Show every line below where "size" can be found.

※ ※ ※

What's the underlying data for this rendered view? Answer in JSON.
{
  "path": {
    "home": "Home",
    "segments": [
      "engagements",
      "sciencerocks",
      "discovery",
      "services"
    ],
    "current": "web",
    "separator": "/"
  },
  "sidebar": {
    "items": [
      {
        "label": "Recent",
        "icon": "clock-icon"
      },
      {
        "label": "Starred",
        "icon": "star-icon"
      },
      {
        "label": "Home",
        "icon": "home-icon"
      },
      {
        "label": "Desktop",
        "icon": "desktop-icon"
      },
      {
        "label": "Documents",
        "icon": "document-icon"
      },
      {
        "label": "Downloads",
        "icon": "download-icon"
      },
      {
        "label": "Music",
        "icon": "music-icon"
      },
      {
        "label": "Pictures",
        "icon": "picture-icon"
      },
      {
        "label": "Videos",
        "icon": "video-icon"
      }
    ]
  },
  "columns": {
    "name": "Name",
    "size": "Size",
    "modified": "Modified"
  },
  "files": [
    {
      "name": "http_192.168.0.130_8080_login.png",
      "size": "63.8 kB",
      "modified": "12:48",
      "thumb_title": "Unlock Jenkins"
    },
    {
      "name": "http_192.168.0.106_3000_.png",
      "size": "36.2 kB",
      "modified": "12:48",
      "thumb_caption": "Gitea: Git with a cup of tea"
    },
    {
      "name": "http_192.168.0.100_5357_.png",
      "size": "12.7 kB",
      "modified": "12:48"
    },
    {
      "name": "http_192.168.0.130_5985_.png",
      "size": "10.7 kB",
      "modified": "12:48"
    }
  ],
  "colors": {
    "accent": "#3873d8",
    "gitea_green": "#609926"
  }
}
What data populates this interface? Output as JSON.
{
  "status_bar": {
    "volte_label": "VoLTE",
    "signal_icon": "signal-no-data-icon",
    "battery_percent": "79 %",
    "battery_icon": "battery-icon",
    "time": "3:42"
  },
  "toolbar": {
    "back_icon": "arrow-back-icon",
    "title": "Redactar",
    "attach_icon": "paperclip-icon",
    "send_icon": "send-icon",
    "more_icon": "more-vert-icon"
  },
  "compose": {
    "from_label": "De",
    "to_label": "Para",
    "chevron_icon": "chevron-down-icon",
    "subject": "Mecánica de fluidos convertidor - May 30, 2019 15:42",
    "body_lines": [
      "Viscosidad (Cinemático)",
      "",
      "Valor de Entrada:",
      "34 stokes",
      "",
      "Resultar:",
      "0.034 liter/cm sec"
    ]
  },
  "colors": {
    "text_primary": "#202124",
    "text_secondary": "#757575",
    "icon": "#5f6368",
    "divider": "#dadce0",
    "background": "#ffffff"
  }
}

※ ※ ※

## Reply to the exercise:
    "size": "Size",
      "size": "63.8 kB",
      "size": "36.2 kB",
      "size": "12.7 kB",
      "size": "10.7 kB",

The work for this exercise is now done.